Aim of the exercise -
Return all of the data exactly as written, without the pictures.

==== Exercise material

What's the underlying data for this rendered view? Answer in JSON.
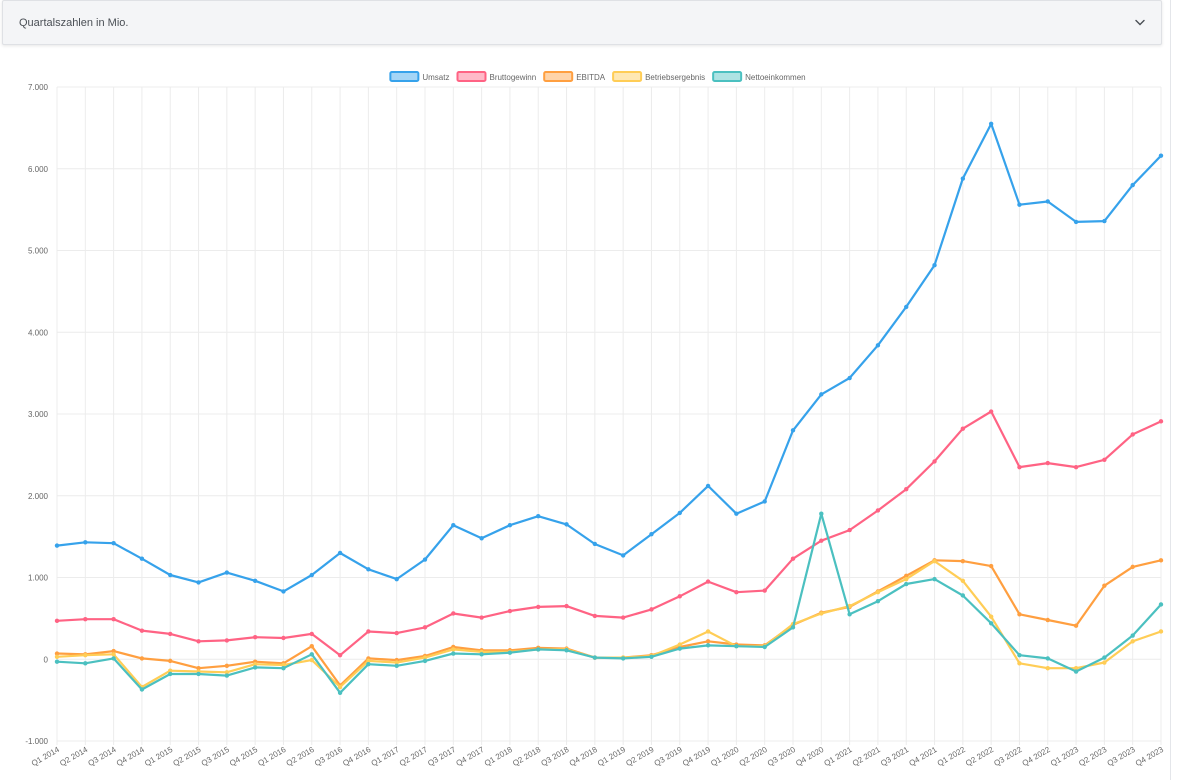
{
  "panel": {
    "title": "Quartalszahlen in Mio."
  },
  "colors": {
    "Umsatz": "#36a2eb",
    "Bruttogewinn": "#ff6384",
    "EBITDA": "#ff9f40",
    "Betriebsergebnis": "#ffcd56",
    "Nettoeinkommen": "#4bc0c0",
    "grid": "#ececec",
    "tick": "#666666"
  },
  "chart_data": {
    "type": "line",
    "title": "",
    "xlabel": "",
    "ylabel": "",
    "ylim": [
      -1000,
      7000
    ],
    "y_ticks": [
      "-1.000",
      "0",
      "1.000",
      "2.000",
      "3.000",
      "4.000",
      "5.000",
      "6.000",
      "7.000"
    ],
    "grid": true,
    "legend_position": "top",
    "categories": [
      "Q1 2014",
      "Q2 2014",
      "Q3 2014",
      "Q4 2014",
      "Q1 2015",
      "Q2 2015",
      "Q3 2015",
      "Q4 2015",
      "Q1 2016",
      "Q2 2016",
      "Q3 2016",
      "Q4 2016",
      "Q1 2017",
      "Q2 2017",
      "Q3 2017",
      "Q4 2017",
      "Q1 2018",
      "Q2 2018",
      "Q3 2018",
      "Q4 2018",
      "Q1 2019",
      "Q2 2019",
      "Q3 2019",
      "Q4 2019",
      "Q1 2020",
      "Q2 2020",
      "Q3 2020",
      "Q4 2020",
      "Q1 2021",
      "Q2 2021",
      "Q3 2021",
      "Q4 2021",
      "Q1 2022",
      "Q2 2022",
      "Q3 2022",
      "Q4 2022",
      "Q1 2023",
      "Q2 2023",
      "Q3 2023",
      "Q4 2023"
    ],
    "series": [
      {
        "name": "Umsatz",
        "values": [
          1390,
          1430,
          1420,
          1230,
          1030,
          940,
          1060,
          960,
          830,
          1030,
          1300,
          1100,
          980,
          1220,
          1640,
          1480,
          1640,
          1750,
          1650,
          1410,
          1270,
          1530,
          1790,
          2120,
          1780,
          1930,
          2800,
          3240,
          3440,
          3840,
          4310,
          4820,
          5880,
          6550,
          5560,
          5600,
          5350,
          5360,
          5800,
          6160
        ]
      },
      {
        "name": "Bruttogewinn",
        "values": [
          470,
          490,
          490,
          350,
          310,
          220,
          230,
          270,
          260,
          310,
          50,
          340,
          320,
          390,
          560,
          510,
          590,
          640,
          650,
          530,
          510,
          610,
          770,
          950,
          820,
          840,
          1230,
          1450,
          1580,
          1820,
          2080,
          2420,
          2820,
          3030,
          2350,
          2400,
          2350,
          2440,
          2750,
          2910
        ]
      },
      {
        "name": "EBITDA",
        "values": [
          70,
          60,
          100,
          10,
          -20,
          -110,
          -80,
          -30,
          -50,
          160,
          -320,
          10,
          -10,
          40,
          150,
          110,
          110,
          140,
          130,
          20,
          20,
          50,
          150,
          220,
          180,
          170,
          420,
          570,
          640,
          830,
          1020,
          1210,
          1200,
          1140,
          550,
          480,
          410,
          900,
          1130,
          1210
        ]
      },
      {
        "name": "Betriebsergebnis",
        "values": [
          30,
          50,
          60,
          -340,
          -140,
          -150,
          -160,
          -60,
          -70,
          -10,
          -340,
          -20,
          -40,
          20,
          120,
          90,
          90,
          120,
          120,
          20,
          20,
          40,
          180,
          340,
          160,
          160,
          430,
          560,
          650,
          820,
          980,
          1200,
          960,
          520,
          -50,
          -110,
          -110,
          -40,
          220,
          340
        ]
      },
      {
        "name": "Nettoeinkommen",
        "values": [
          -30,
          -50,
          10,
          -370,
          -180,
          -180,
          -200,
          -100,
          -110,
          60,
          -410,
          -60,
          -80,
          -20,
          70,
          60,
          80,
          120,
          110,
          20,
          10,
          30,
          130,
          170,
          160,
          150,
          390,
          1780,
          550,
          710,
          920,
          980,
          780,
          440,
          50,
          10,
          -150,
          20,
          290,
          670
        ]
      }
    ]
  }
}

========

Correct answer -
What's the underlying data for this rendered view? Answer in JSON.
{
  "panel": {
    "title": "Quartalszahlen in Mio."
  },
  "colors": {
    "Umsatz": "#36a2eb",
    "Bruttogewinn": "#ff6384",
    "EBITDA": "#ff9f40",
    "Betriebsergebnis": "#ffcd56",
    "Nettoeinkommen": "#4bc0c0",
    "grid": "#ececec",
    "tick": "#666666"
  },
  "chart_data": {
    "type": "line",
    "title": "",
    "xlabel": "",
    "ylabel": "",
    "ylim": [
      -1000,
      7000
    ],
    "y_ticks": [
      "-1.000",
      "0",
      "1.000",
      "2.000",
      "3.000",
      "4.000",
      "5.000",
      "6.000",
      "7.000"
    ],
    "grid": true,
    "legend_position": "top",
    "categories": [
      "Q1 2014",
      "Q2 2014",
      "Q3 2014",
      "Q4 2014",
      "Q1 2015",
      "Q2 2015",
      "Q3 2015",
      "Q4 2015",
      "Q1 2016",
      "Q2 2016",
      "Q3 2016",
      "Q4 2016",
      "Q1 2017",
      "Q2 2017",
      "Q3 2017",
      "Q4 2017",
      "Q1 2018",
      "Q2 2018",
      "Q3 2018",
      "Q4 2018",
      "Q1 2019",
      "Q2 2019",
      "Q3 2019",
      "Q4 2019",
      "Q1 2020",
      "Q2 2020",
      "Q3 2020",
      "Q4 2020",
      "Q1 2021",
      "Q2 2021",
      "Q3 2021",
      "Q4 2021",
      "Q1 2022",
      "Q2 2022",
      "Q3 2022",
      "Q4 2022",
      "Q1 2023",
      "Q2 2023",
      "Q3 2023",
      "Q4 2023"
    ],
    "series": [
      {
        "name": "Umsatz",
        "values": [
          1390,
          1430,
          1420,
          1230,
          1030,
          940,
          1060,
          960,
          830,
          1030,
          1300,
          1100,
          980,
          1220,
          1640,
          1480,
          1640,
          1750,
          1650,
          1410,
          1270,
          1530,
          1790,
          2120,
          1780,
          1930,
          2800,
          3240,
          3440,
          3840,
          4310,
          4820,
          5880,
          6550,
          5560,
          5600,
          5350,
          5360,
          5800,
          6160
        ]
      },
      {
        "name": "Bruttogewinn",
        "values": [
          470,
          490,
          490,
          350,
          310,
          220,
          230,
          270,
          260,
          310,
          50,
          340,
          320,
          390,
          560,
          510,
          590,
          640,
          650,
          530,
          510,
          610,
          770,
          950,
          820,
          840,
          1230,
          1450,
          1580,
          1820,
          2080,
          2420,
          2820,
          3030,
          2350,
          2400,
          2350,
          2440,
          2750,
          2910
        ]
      },
      {
        "name": "EBITDA",
        "values": [
          70,
          60,
          100,
          10,
          -20,
          -110,
          -80,
          -30,
          -50,
          160,
          -320,
          10,
          -10,
          40,
          150,
          110,
          110,
          140,
          130,
          20,
          20,
          50,
          150,
          220,
          180,
          170,
          420,
          570,
          640,
          830,
          1020,
          1210,
          1200,
          1140,
          550,
          480,
          410,
          900,
          1130,
          1210
        ]
      },
      {
        "name": "Betriebsergebnis",
        "values": [
          30,
          50,
          60,
          -340,
          -140,
          -150,
          -160,
          -60,
          -70,
          -10,
          -340,
          -20,
          -40,
          20,
          120,
          90,
          90,
          120,
          120,
          20,
          20,
          40,
          180,
          340,
          160,
          160,
          430,
          560,
          650,
          820,
          980,
          1200,
          960,
          520,
          -50,
          -110,
          -110,
          -40,
          220,
          340
        ]
      },
      {
        "name": "Nettoeinkommen",
        "values": [
          -30,
          -50,
          10,
          -370,
          -180,
          -180,
          -200,
          -100,
          -110,
          60,
          -410,
          -60,
          -80,
          -20,
          70,
          60,
          80,
          120,
          110,
          20,
          10,
          30,
          130,
          170,
          160,
          150,
          390,
          1780,
          550,
          710,
          920,
          980,
          780,
          440,
          50,
          10,
          -150,
          20,
          290,
          670
        ]
      }
    ]
  }
}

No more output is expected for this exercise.